Reproduce the listing below in its entirety. Change nothing.

[Recorded data]
■ ■ ■ ■
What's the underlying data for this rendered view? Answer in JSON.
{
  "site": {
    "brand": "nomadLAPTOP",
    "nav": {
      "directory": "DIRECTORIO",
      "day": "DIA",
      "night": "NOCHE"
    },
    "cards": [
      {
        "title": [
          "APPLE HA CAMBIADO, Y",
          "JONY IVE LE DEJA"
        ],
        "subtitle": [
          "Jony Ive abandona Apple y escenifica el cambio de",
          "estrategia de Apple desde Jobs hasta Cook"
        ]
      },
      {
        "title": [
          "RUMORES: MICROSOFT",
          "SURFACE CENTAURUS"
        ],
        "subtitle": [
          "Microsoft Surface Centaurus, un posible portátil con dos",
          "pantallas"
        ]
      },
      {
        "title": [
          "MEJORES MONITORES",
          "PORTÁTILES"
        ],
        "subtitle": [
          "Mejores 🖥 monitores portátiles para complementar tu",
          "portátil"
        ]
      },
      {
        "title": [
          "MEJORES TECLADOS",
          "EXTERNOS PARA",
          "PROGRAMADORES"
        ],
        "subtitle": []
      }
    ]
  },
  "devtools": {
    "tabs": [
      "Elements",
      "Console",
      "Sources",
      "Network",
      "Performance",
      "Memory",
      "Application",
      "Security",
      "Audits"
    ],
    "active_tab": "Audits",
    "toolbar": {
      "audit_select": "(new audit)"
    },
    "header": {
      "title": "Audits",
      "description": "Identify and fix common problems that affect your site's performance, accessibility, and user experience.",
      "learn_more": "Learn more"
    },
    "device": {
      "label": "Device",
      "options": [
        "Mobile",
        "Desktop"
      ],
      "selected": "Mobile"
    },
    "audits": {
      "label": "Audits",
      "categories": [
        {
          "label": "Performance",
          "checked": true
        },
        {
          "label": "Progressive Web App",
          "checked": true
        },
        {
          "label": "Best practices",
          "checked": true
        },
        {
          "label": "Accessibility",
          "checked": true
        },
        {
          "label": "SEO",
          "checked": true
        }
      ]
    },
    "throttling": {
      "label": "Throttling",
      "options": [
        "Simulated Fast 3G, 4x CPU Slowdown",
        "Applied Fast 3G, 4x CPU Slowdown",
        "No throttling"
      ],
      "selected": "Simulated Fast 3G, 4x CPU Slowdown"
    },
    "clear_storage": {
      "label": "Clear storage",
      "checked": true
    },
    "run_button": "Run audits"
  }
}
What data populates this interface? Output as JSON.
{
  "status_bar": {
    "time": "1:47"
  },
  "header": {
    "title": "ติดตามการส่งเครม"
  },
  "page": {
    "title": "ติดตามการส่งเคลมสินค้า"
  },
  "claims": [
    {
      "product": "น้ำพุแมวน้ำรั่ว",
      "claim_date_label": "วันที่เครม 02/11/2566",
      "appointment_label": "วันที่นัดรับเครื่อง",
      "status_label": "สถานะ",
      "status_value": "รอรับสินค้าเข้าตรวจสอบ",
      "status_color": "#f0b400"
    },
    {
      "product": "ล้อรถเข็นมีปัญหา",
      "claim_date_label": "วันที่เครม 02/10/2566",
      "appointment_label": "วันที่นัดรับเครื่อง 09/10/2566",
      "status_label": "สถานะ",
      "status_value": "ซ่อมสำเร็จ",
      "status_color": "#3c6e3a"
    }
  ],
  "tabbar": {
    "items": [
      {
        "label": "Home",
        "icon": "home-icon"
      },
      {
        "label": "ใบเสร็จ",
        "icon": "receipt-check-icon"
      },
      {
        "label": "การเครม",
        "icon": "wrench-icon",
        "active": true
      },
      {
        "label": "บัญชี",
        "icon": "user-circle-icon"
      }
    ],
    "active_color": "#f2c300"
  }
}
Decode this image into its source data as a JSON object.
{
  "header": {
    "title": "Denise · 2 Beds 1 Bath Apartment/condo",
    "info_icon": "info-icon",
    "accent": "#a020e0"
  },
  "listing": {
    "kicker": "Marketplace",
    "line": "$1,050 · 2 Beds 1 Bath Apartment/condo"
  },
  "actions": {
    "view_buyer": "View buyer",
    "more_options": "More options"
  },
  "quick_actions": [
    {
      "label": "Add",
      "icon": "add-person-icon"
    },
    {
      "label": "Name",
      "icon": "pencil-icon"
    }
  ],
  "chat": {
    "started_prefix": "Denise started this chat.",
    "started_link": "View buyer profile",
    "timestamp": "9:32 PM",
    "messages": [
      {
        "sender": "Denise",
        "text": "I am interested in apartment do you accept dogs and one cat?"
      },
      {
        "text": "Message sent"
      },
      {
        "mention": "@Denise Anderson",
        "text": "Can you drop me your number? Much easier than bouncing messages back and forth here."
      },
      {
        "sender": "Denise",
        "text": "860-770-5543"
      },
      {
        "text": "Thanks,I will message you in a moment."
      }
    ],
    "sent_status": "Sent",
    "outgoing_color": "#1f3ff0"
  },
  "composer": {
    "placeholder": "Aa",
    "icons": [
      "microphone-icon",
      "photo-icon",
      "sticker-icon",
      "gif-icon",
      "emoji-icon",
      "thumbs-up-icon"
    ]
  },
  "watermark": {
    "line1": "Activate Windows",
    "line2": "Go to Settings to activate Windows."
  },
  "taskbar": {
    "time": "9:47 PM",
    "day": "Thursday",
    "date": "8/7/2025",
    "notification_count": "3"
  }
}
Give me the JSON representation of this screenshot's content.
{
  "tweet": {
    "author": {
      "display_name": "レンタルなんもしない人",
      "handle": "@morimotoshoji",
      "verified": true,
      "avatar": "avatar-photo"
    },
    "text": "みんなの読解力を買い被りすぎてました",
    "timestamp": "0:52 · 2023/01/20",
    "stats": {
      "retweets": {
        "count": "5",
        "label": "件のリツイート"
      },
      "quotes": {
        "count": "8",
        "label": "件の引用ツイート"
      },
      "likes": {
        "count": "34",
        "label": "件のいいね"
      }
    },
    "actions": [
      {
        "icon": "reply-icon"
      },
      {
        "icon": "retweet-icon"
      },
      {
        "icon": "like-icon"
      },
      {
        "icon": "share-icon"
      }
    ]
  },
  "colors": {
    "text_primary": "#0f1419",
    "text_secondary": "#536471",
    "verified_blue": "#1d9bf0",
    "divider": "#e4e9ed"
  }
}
■ ■ ■ ■
Answer for this exercise:
What's the underlying data for this rendered view? Answer in JSON.
{
  "site": {
    "brand": "nomadLAPTOP",
    "nav": {
      "directory": "DIRECTORIO",
      "day": "DIA",
      "night": "NOCHE"
    },
    "cards": [
      {
        "title": [
          "APPLE HA CAMBIADO, Y",
          "JONY IVE LE DEJA"
        ],
        "subtitle": [
          "Jony Ive abandona Apple y escenifica el cambio de",
          "estrategia de Apple desde Jobs hasta Cook"
        ]
      },
      {
        "title": [
          "RUMORES: MICROSOFT",
          "SURFACE CENTAURUS"
        ],
        "subtitle": [
          "Microsoft Surface Centaurus, un posible portátil con dos",
          "pantallas"
        ]
      },
      {
        "title": [
          "MEJORES MONITORES",
          "PORTÁTILES"
        ],
        "subtitle": [
          "Mejores 🖥 monitores portátiles para complementar tu",
          "portátil"
        ]
      },
      {
        "title": [
          "MEJORES TECLADOS",
          "EXTERNOS PARA",
          "PROGRAMADORES"
        ],
        "subtitle": []
      }
    ]
  },
  "devtools": {
    "tabs": [
      "Elements",
      "Console",
      "Sources",
      "Network",
      "Performance",
      "Memory",
      "Application",
      "Security",
      "Audits"
    ],
    "active_tab": "Audits",
    "toolbar": {
      "audit_select": "(new audit)"
    },
    "header": {
      "title": "Audits",
      "description": "Identify and fix common problems that affect your site's performance, accessibility, and user experience.",
      "learn_more": "Learn more"
    },
    "device": {
      "label": "Device",
      "options": [
        "Mobile",
        "Desktop"
      ],
      "selected": "Mobile"
    },
    "audits": {
      "label": "Audits",
      "categories": [
        {
          "label": "Performance",
          "checked": true
        },
        {
          "label": "Progressive Web App",
          "checked": true
        },
        {
          "label": "Best practices",
          "checked": true
        },
        {
          "label": "Accessibility",
          "checked": true
        },
        {
          "label": "SEO",
          "checked": true
        }
      ]
    },
    "throttling": {
      "label": "Throttling",
      "options": [
        "Simulated Fast 3G, 4x CPU Slowdown",
        "Applied Fast 3G, 4x CPU Slowdown",
        "No throttling"
      ],
      "selected": "Simulated Fast 3G, 4x CPU Slowdown"
    },
    "clear_storage": {
      "label": "Clear storage",
      "checked": true
    },
    "run_button": "Run audits"
  }
}
What data populates this interface? Output as JSON.
{
  "status_bar": {
    "time": "1:47"
  },
  "header": {
    "title": "ติดตามการส่งเครม"
  },
  "page": {
    "title": "ติดตามการส่งเคลมสินค้า"
  },
  "claims": [
    {
      "product": "น้ำพุแมวน้ำรั่ว",
      "claim_date_label": "วันที่เครม 02/11/2566",
      "appointment_label": "วันที่นัดรับเครื่อง",
      "status_label": "สถานะ",
      "status_value": "รอรับสินค้าเข้าตรวจสอบ",
      "status_color": "#f0b400"
    },
    {
      "product": "ล้อรถเข็นมีปัญหา",
      "claim_date_label": "วันที่เครม 02/10/2566",
      "appointment_label": "วันที่นัดรับเครื่อง 09/10/2566",
      "status_label": "สถานะ",
      "status_value": "ซ่อมสำเร็จ",
      "status_color": "#3c6e3a"
    }
  ],
  "tabbar": {
    "items": [
      {
        "label": "Home",
        "icon": "home-icon"
      },
      {
        "label": "ใบเสร็จ",
        "icon": "receipt-check-icon"
      },
      {
        "label": "การเครม",
        "icon": "wrench-icon",
        "active": true
      },
      {
        "label": "บัญชี",
        "icon": "user-circle-icon"
      }
    ],
    "active_color": "#f2c300"
  }
}
Decode this image into its source data as a JSON object.
{
  "header": {
    "title": "Denise · 2 Beds 1 Bath Apartment/condo",
    "info_icon": "info-icon",
    "accent": "#a020e0"
  },
  "listing": {
    "kicker": "Marketplace",
    "line": "$1,050 · 2 Beds 1 Bath Apartment/condo"
  },
  "actions": {
    "view_buyer": "View buyer",
    "more_options": "More options"
  },
  "quick_actions": [
    {
      "label": "Add",
      "icon": "add-person-icon"
    },
    {
      "label": "Name",
      "icon": "pencil-icon"
    }
  ],
  "chat": {
    "started_prefix": "Denise started this chat.",
    "started_link": "View buyer profile",
    "timestamp": "9:32 PM",
    "messages": [
      {
        "sender": "Denise",
        "text": "I am interested in apartment do you accept dogs and one cat?"
      },
      {
        "text": "Message sent"
      },
      {
        "mention": "@Denise Anderson",
        "text": "Can you drop me your number? Much easier than bouncing messages back and forth here."
      },
      {
        "sender": "Denise",
        "text": "860-770-5543"
      },
      {
        "text": "Thanks,I will message you in a moment."
      }
    ],
    "sent_status": "Sent",
    "outgoing_color": "#1f3ff0"
  },
  "composer": {
    "placeholder": "Aa",
    "icons": [
      "microphone-icon",
      "photo-icon",
      "sticker-icon",
      "gif-icon",
      "emoji-icon",
      "thumbs-up-icon"
    ]
  },
  "watermark": {
    "line1": "Activate Windows",
    "line2": "Go to Settings to activate Windows."
  },
  "taskbar": {
    "time": "9:47 PM",
    "day": "Thursday",
    "date": "8/7/2025",
    "notification_count": "3"
  }
}
Give me the JSON representation of this screenshot's content.
{
  "tweet": {
    "author": {
      "display_name": "レンタルなんもしない人",
      "handle": "@morimotoshoji",
      "verified": true,
      "avatar": "avatar-photo"
    },
    "text": "みんなの読解力を買い被りすぎてました",
    "timestamp": "0:52 · 2023/01/20",
    "stats": {
      "retweets": {
        "count": "5",
        "label": "件のリツイート"
      },
      "quotes": {
        "count": "8",
        "label": "件の引用ツイート"
      },
      "likes": {
        "count": "34",
        "label": "件のいいね"
      }
    },
    "actions": [
      {
        "icon": "reply-icon"
      },
      {
        "icon": "retweet-icon"
      },
      {
        "icon": "like-icon"
      },
      {
        "icon": "share-icon"
      }
    ]
  },
  "colors": {
    "text_primary": "#0f1419",
    "text_secondary": "#536471",
    "verified_blue": "#1d9bf0",
    "divider": "#e4e9ed"
  }
}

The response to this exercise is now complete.